## Task statement
Will you output all of the data below exactly, omitting the images?

## START Supplied records

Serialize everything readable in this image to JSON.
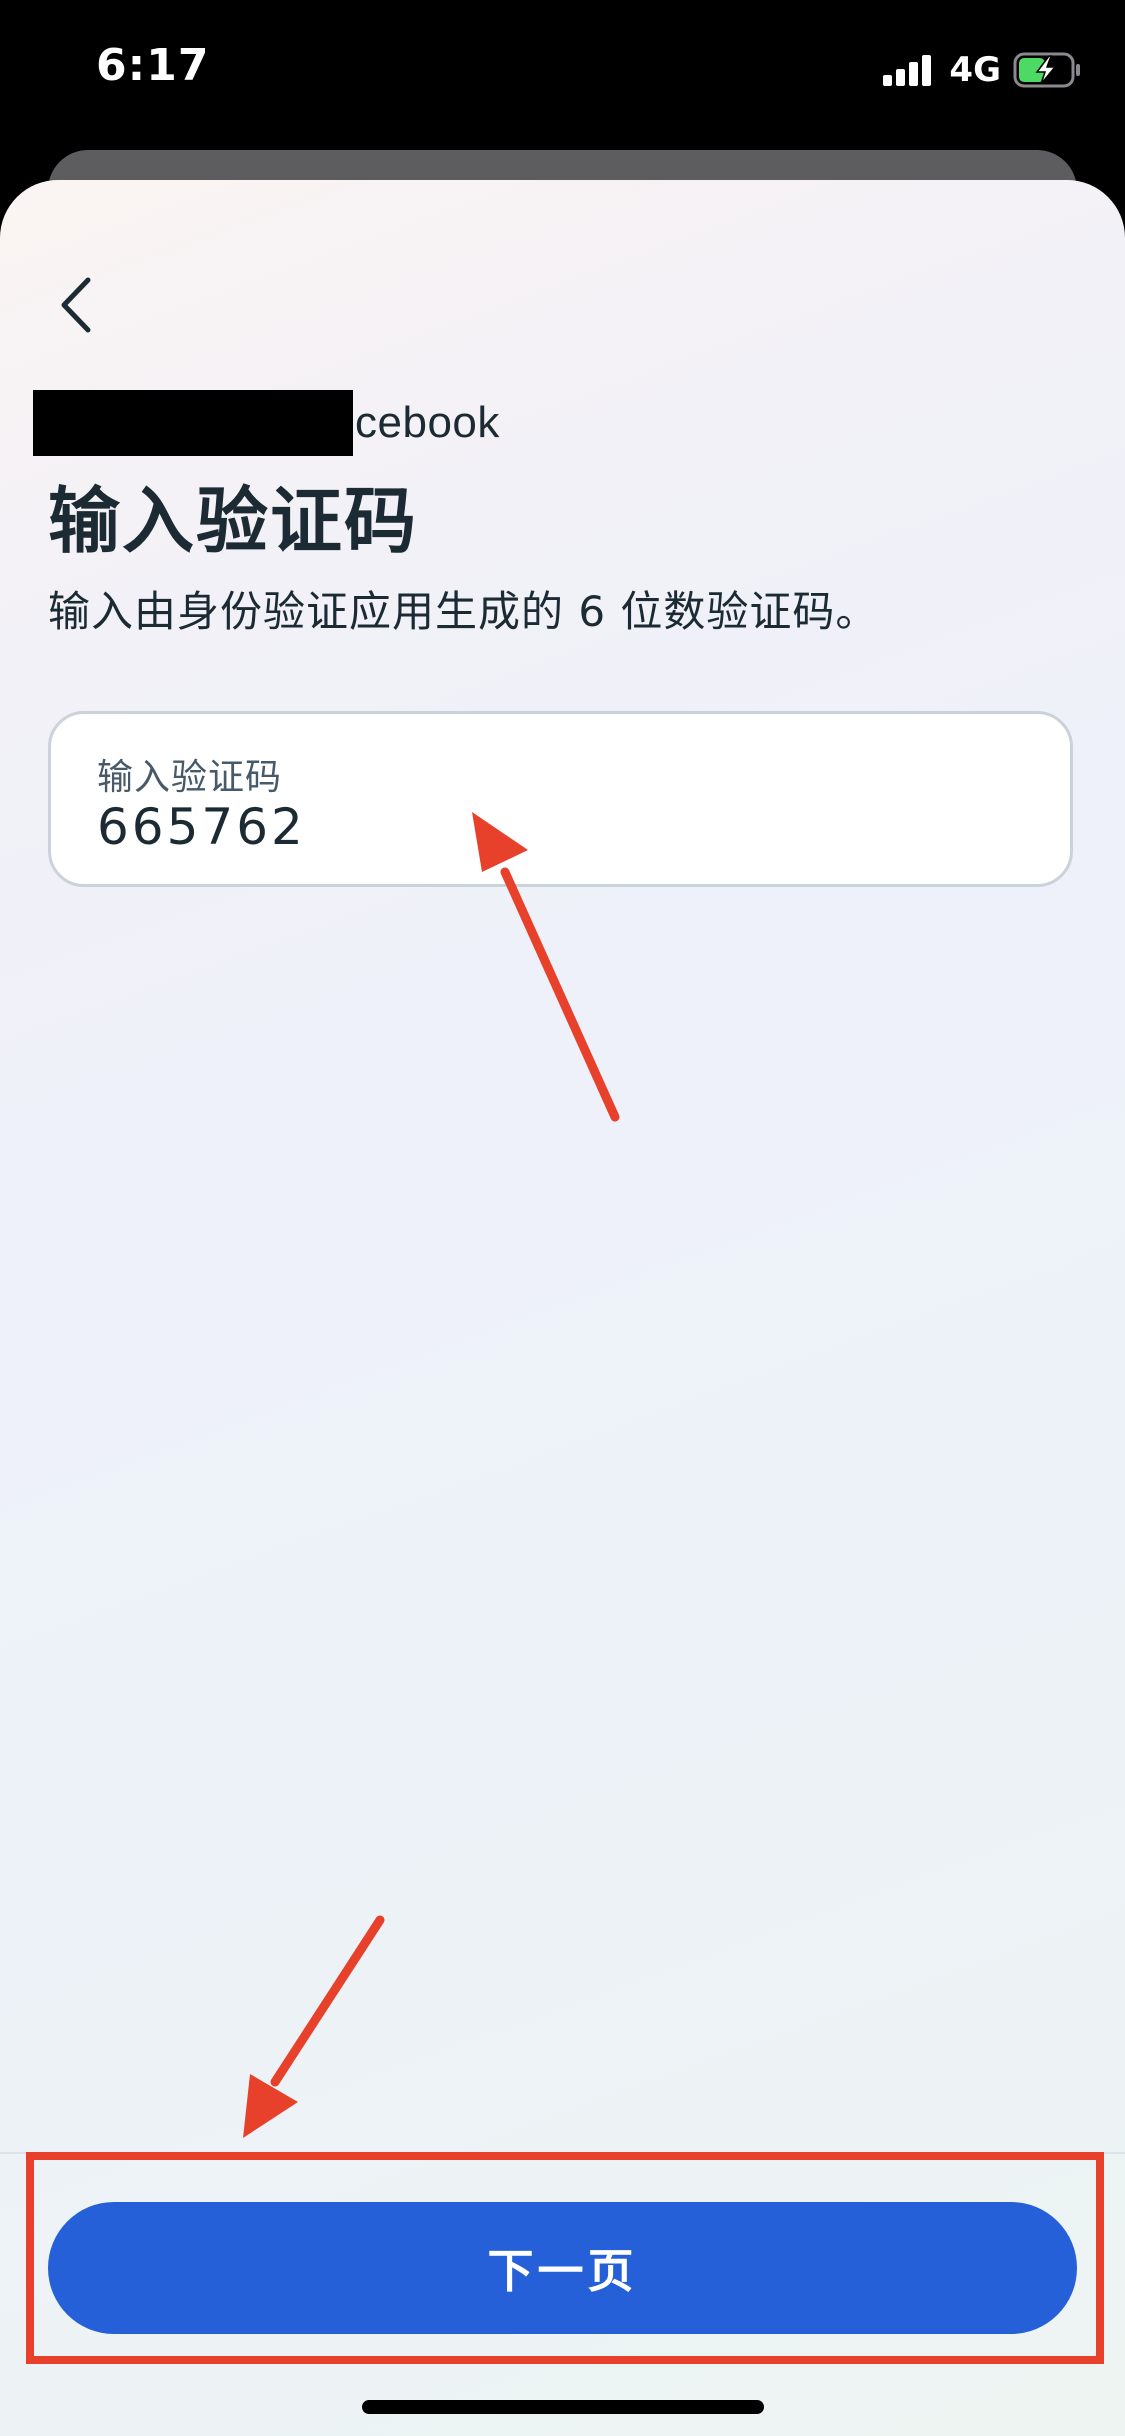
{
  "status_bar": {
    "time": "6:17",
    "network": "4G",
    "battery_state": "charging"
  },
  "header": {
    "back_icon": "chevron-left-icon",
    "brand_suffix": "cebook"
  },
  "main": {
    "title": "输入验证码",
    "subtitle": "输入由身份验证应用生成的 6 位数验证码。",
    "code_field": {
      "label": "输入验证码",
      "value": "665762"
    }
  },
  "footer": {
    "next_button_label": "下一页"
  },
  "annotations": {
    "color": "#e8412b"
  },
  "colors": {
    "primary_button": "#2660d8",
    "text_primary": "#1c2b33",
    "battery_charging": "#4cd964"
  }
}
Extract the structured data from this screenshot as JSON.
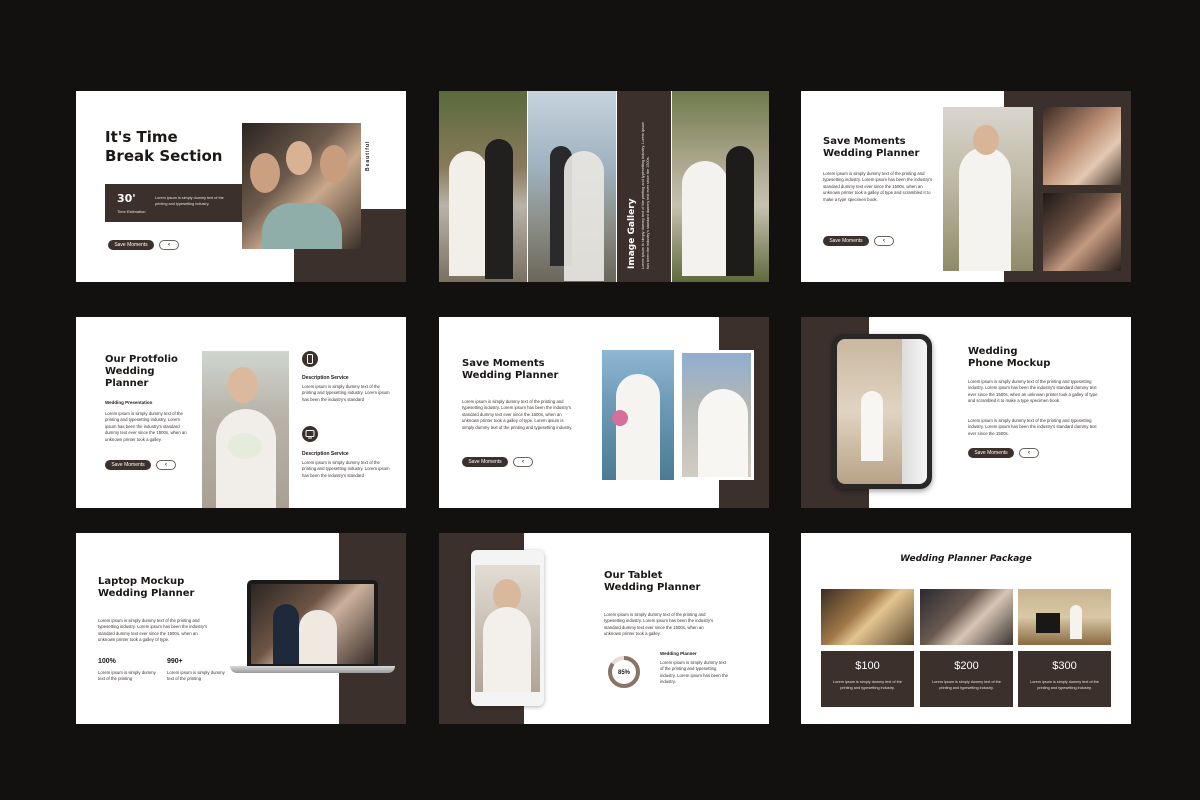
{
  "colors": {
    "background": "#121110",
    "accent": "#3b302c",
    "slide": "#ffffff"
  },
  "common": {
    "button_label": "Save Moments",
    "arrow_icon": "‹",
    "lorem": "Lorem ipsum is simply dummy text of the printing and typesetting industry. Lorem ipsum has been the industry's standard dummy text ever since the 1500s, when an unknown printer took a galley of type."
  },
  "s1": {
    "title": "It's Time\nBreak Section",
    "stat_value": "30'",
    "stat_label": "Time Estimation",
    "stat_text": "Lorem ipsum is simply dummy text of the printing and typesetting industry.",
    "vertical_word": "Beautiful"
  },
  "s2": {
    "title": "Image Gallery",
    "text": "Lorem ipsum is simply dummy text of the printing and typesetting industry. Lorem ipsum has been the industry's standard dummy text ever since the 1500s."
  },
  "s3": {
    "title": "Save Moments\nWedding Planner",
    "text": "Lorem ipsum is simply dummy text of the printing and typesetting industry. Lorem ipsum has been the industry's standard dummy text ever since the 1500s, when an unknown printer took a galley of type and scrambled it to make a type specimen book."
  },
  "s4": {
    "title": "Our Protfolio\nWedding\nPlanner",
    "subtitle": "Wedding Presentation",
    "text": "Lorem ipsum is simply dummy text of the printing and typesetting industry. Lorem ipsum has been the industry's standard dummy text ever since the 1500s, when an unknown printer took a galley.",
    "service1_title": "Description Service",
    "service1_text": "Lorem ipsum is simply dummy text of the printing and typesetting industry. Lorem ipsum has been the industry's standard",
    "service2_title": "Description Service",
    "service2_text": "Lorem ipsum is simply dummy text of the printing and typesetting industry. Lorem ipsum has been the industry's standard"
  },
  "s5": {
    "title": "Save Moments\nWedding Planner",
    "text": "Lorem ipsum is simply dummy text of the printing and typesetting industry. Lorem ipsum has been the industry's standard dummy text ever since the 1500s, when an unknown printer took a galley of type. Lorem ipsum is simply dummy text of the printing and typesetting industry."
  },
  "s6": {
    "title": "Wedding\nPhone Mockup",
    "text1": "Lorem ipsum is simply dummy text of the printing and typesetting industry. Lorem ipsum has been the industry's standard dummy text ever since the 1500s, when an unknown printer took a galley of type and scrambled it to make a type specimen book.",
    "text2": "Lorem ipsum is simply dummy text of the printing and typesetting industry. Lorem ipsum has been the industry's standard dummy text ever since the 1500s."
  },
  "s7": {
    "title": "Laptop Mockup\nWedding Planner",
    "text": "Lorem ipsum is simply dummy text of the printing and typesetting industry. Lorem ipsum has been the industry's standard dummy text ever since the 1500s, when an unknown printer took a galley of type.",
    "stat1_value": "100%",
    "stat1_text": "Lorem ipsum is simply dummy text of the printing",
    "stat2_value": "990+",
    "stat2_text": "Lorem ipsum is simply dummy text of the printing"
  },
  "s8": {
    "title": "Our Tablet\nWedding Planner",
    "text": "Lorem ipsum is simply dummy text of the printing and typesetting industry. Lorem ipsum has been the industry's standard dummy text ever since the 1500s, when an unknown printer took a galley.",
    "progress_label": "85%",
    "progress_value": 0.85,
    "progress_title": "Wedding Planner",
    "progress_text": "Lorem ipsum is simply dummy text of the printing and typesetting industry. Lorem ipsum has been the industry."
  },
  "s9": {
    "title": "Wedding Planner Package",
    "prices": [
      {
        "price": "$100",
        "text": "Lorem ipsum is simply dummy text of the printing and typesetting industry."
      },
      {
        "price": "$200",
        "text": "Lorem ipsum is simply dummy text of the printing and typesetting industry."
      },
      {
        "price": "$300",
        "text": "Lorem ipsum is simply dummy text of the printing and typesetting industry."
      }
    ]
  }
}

## END Supplied records

## Complete answer
Serialize everything readable in this image to JSON.
{
  "status_bar": {
    "time": "6:17",
    "network": "4G",
    "battery_state": "charging"
  },
  "header": {
    "back_icon": "chevron-left-icon",
    "brand_suffix": "cebook"
  },
  "main": {
    "title": "输入验证码",
    "subtitle": "输入由身份验证应用生成的 6 位数验证码。",
    "code_field": {
      "label": "输入验证码",
      "value": "665762"
    }
  },
  "footer": {
    "next_button_label": "下一页"
  },
  "annotations": {
    "color": "#e8412b"
  },
  "colors": {
    "primary_button": "#2660d8",
    "text_primary": "#1c2b33",
    "battery_charging": "#4cd964"
  }
}
Extract the structured data from this screenshot as JSON.
{
  "colors": {
    "background": "#121110",
    "accent": "#3b302c",
    "slide": "#ffffff"
  },
  "common": {
    "button_label": "Save Moments",
    "arrow_icon": "‹",
    "lorem": "Lorem ipsum is simply dummy text of the printing and typesetting industry. Lorem ipsum has been the industry's standard dummy text ever since the 1500s, when an unknown printer took a galley of type."
  },
  "s1": {
    "title": "It's Time\nBreak Section",
    "stat_value": "30'",
    "stat_label": "Time Estimation",
    "stat_text": "Lorem ipsum is simply dummy text of the printing and typesetting industry.",
    "vertical_word": "Beautiful"
  },
  "s2": {
    "title": "Image Gallery",
    "text": "Lorem ipsum is simply dummy text of the printing and typesetting industry. Lorem ipsum has been the industry's standard dummy text ever since the 1500s."
  },
  "s3": {
    "title": "Save Moments\nWedding Planner",
    "text": "Lorem ipsum is simply dummy text of the printing and typesetting industry. Lorem ipsum has been the industry's standard dummy text ever since the 1500s, when an unknown printer took a galley of type and scrambled it to make a type specimen book."
  },
  "s4": {
    "title": "Our Protfolio\nWedding\nPlanner",
    "subtitle": "Wedding Presentation",
    "text": "Lorem ipsum is simply dummy text of the printing and typesetting industry. Lorem ipsum has been the industry's standard dummy text ever since the 1500s, when an unknown printer took a galley.",
    "service1_title": "Description Service",
    "service1_text": "Lorem ipsum is simply dummy text of the printing and typesetting industry. Lorem ipsum has been the industry's standard",
    "service2_title": "Description Service",
    "service2_text": "Lorem ipsum is simply dummy text of the printing and typesetting industry. Lorem ipsum has been the industry's standard"
  },
  "s5": {
    "title": "Save Moments\nWedding Planner",
    "text": "Lorem ipsum is simply dummy text of the printing and typesetting industry. Lorem ipsum has been the industry's standard dummy text ever since the 1500s, when an unknown printer took a galley of type. Lorem ipsum is simply dummy text of the printing and typesetting industry."
  },
  "s6": {
    "title": "Wedding\nPhone Mockup",
    "text1": "Lorem ipsum is simply dummy text of the printing and typesetting industry. Lorem ipsum has been the industry's standard dummy text ever since the 1500s, when an unknown printer took a galley of type and scrambled it to make a type specimen book.",
    "text2": "Lorem ipsum is simply dummy text of the printing and typesetting industry. Lorem ipsum has been the industry's standard dummy text ever since the 1500s."
  },
  "s7": {
    "title": "Laptop Mockup\nWedding Planner",
    "text": "Lorem ipsum is simply dummy text of the printing and typesetting industry. Lorem ipsum has been the industry's standard dummy text ever since the 1500s, when an unknown printer took a galley of type.",
    "stat1_value": "100%",
    "stat1_text": "Lorem ipsum is simply dummy text of the printing",
    "stat2_value": "990+",
    "stat2_text": "Lorem ipsum is simply dummy text of the printing"
  },
  "s8": {
    "title": "Our Tablet\nWedding Planner",
    "text": "Lorem ipsum is simply dummy text of the printing and typesetting industry. Lorem ipsum has been the industry's standard dummy text ever since the 1500s, when an unknown printer took a galley.",
    "progress_label": "85%",
    "progress_value": 0.85,
    "progress_title": "Wedding Planner",
    "progress_text": "Lorem ipsum is simply dummy text of the printing and typesetting industry. Lorem ipsum has been the industry."
  },
  "s9": {
    "title": "Wedding Planner Package",
    "prices": [
      {
        "price": "$100",
        "text": "Lorem ipsum is simply dummy text of the printing and typesetting industry."
      },
      {
        "price": "$200",
        "text": "Lorem ipsum is simply dummy text of the printing and typesetting industry."
      },
      {
        "price": "$300",
        "text": "Lorem ipsum is simply dummy text of the printing and typesetting industry."
      }
    ]
  }
}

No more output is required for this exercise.